Find every line in the records that holds the string "основному". Copy each one.

----

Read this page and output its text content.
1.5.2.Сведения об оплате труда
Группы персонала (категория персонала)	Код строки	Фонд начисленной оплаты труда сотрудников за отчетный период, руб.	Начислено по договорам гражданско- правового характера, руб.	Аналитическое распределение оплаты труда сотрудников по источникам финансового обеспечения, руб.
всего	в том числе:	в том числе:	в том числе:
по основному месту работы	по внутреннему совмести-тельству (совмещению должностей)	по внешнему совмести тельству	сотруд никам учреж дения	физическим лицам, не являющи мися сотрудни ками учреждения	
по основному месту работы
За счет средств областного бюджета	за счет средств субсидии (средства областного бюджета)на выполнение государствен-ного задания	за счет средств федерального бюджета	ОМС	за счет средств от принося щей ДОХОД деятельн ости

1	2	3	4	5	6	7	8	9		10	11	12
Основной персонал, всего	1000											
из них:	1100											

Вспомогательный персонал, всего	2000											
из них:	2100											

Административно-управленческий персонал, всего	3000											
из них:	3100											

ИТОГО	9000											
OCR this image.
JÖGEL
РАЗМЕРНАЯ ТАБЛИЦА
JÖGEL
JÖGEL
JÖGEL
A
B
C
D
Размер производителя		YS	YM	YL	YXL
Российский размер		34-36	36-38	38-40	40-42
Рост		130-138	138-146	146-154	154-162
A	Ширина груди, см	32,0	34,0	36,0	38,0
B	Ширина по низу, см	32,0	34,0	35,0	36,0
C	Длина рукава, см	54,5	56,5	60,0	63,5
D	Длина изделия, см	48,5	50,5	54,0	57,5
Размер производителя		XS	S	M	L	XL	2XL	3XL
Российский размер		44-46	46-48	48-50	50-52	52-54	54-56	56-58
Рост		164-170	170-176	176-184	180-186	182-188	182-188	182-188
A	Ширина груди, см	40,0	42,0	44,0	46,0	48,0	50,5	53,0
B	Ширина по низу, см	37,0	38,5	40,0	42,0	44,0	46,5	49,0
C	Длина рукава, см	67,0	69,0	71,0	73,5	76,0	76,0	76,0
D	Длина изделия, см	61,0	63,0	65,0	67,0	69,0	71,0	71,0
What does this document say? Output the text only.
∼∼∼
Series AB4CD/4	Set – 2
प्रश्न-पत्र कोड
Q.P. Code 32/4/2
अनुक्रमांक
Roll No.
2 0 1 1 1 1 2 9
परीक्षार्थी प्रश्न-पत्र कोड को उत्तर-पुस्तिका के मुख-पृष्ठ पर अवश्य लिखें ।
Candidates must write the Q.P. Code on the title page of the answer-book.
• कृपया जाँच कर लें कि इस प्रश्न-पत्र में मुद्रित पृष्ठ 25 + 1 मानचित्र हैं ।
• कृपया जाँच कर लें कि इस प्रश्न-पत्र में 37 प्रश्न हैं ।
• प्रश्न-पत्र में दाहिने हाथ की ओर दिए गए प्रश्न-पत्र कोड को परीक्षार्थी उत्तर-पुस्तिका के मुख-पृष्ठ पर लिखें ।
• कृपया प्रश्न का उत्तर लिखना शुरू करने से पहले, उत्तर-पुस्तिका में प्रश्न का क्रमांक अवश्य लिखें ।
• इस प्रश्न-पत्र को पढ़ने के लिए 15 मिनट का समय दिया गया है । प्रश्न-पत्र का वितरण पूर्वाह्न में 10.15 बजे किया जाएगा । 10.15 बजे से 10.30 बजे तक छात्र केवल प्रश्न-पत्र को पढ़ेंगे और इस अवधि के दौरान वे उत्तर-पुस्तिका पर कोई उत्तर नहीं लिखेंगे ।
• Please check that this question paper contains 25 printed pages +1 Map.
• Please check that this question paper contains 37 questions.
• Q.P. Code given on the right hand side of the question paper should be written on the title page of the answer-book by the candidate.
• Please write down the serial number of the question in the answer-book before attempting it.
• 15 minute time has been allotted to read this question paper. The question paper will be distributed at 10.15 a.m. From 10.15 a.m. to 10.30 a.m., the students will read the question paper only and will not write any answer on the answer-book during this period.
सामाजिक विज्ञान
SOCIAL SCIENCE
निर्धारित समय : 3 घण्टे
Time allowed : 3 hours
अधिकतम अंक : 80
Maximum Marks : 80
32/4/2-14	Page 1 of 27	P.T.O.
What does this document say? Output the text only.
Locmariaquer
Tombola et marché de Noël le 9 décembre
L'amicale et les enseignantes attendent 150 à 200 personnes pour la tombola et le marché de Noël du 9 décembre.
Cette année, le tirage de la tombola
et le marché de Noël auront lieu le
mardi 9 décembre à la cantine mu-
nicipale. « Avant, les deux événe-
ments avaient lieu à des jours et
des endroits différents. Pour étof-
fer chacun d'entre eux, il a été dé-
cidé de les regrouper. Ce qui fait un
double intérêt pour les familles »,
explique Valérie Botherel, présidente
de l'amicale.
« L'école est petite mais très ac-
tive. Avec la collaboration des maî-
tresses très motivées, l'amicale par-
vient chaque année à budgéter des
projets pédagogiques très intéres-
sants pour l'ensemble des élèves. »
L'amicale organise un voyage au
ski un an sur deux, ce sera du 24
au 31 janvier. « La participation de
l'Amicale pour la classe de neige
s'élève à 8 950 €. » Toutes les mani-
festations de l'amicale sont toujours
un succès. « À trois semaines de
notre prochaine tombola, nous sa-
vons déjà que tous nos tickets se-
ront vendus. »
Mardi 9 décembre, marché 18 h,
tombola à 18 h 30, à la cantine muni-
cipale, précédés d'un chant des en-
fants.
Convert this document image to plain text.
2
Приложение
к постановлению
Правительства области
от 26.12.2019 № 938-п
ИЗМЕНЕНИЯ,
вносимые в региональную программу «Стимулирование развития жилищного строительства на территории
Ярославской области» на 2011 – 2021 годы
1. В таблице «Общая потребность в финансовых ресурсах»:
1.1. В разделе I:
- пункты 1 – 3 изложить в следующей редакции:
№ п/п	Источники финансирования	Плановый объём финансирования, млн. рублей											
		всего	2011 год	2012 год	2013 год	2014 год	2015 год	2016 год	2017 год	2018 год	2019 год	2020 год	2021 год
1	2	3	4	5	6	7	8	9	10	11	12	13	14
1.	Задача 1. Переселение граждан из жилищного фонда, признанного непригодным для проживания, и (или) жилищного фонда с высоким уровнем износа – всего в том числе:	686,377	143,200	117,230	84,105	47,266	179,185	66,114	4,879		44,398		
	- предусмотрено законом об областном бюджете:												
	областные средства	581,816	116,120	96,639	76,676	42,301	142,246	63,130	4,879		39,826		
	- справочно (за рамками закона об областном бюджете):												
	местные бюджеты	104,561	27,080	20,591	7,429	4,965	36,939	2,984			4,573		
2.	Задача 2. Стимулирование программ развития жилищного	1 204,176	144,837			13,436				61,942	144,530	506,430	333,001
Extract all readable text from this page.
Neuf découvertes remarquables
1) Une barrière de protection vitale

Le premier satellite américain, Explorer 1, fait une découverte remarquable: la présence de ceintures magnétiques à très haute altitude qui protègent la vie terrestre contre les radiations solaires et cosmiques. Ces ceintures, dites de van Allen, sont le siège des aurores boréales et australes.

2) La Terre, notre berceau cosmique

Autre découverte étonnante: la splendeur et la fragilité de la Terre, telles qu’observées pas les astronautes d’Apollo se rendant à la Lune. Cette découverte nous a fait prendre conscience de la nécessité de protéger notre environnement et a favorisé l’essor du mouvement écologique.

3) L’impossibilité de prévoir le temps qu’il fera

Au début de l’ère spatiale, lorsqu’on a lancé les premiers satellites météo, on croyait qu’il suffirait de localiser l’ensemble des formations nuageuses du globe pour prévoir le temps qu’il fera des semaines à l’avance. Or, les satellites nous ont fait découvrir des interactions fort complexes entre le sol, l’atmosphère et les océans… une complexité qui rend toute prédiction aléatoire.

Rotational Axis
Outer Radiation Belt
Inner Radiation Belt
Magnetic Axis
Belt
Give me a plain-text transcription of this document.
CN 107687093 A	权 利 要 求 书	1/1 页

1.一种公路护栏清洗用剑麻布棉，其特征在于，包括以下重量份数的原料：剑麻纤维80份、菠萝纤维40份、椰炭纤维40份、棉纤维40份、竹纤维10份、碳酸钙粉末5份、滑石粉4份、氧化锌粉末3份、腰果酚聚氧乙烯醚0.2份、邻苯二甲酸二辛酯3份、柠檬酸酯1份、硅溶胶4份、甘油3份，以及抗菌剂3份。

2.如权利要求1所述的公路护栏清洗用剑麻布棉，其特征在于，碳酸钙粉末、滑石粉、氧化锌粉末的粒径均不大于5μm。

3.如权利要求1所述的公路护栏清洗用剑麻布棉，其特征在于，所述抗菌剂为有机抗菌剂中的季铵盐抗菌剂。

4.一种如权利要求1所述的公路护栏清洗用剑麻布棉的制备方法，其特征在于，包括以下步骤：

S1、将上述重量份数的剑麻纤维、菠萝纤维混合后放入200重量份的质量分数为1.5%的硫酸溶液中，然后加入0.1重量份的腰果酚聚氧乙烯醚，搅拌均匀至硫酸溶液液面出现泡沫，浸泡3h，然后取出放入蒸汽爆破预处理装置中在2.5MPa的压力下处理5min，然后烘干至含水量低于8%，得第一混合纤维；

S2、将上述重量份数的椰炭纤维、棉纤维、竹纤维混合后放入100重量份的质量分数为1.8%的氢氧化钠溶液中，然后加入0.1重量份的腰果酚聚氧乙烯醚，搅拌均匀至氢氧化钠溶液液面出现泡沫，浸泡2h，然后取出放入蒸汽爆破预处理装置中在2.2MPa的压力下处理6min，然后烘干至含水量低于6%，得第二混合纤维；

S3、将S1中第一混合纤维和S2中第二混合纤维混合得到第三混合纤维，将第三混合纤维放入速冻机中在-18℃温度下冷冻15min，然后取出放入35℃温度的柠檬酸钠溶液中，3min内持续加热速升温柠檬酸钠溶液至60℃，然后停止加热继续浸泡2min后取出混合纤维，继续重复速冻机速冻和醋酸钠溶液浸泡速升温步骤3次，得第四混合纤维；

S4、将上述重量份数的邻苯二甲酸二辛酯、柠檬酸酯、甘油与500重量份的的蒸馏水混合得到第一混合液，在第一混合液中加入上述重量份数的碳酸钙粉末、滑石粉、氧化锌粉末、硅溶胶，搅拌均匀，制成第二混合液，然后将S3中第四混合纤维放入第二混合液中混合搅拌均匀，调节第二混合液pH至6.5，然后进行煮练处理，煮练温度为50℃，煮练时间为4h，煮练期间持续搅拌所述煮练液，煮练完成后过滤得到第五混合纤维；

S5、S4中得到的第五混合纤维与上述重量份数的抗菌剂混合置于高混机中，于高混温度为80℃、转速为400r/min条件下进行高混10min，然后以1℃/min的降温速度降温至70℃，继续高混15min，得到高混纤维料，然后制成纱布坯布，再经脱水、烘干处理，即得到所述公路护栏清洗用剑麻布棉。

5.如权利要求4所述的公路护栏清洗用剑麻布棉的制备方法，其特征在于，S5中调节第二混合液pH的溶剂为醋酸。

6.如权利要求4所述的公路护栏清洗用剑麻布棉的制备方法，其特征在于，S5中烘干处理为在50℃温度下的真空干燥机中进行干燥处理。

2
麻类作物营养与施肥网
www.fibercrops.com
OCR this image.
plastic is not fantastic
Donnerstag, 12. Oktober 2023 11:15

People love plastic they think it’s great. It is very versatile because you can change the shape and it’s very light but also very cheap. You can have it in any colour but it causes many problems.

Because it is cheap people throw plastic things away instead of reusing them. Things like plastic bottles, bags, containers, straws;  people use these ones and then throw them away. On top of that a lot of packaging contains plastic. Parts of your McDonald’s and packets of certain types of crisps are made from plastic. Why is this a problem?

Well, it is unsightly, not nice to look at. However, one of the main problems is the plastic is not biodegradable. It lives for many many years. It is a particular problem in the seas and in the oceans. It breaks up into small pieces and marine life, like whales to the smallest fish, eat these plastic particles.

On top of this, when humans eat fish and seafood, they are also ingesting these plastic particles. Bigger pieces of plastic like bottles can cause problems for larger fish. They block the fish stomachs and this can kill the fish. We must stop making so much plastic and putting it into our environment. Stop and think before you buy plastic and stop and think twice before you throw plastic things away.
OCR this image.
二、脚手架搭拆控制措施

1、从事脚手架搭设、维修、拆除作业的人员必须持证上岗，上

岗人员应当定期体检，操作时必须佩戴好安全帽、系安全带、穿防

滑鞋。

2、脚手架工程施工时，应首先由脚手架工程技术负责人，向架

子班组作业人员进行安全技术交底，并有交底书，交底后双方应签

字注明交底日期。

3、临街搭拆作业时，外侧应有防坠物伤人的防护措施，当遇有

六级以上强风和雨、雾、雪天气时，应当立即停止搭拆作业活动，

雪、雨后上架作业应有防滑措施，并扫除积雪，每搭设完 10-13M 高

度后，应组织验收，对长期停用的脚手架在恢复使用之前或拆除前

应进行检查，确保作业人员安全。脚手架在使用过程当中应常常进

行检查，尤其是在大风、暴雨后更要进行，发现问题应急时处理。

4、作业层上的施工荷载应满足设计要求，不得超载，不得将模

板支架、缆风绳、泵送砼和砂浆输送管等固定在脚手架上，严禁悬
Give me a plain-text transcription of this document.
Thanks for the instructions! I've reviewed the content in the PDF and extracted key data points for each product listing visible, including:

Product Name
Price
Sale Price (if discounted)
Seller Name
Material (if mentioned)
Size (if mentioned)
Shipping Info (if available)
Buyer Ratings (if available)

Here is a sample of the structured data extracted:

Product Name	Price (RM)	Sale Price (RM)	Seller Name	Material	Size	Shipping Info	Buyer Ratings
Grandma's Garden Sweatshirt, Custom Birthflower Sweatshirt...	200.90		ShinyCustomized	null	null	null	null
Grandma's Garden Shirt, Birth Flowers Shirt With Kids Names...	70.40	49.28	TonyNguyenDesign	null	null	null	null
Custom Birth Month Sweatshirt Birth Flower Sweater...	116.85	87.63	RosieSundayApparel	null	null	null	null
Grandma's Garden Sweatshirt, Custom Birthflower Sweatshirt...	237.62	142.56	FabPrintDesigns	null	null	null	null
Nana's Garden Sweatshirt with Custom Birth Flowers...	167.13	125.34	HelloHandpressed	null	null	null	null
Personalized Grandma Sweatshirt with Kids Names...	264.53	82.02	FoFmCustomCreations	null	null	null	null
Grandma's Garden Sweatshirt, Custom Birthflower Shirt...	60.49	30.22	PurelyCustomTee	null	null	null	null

----

Full solution:
по основному месту работы	по внутреннему совмести-тельству (совмещению должностей)	по внешнему совмести тельству	сотруд никам учреж дения	физическим лицам, не являющи мися сотрудни ками учреждения	
по основному месту работы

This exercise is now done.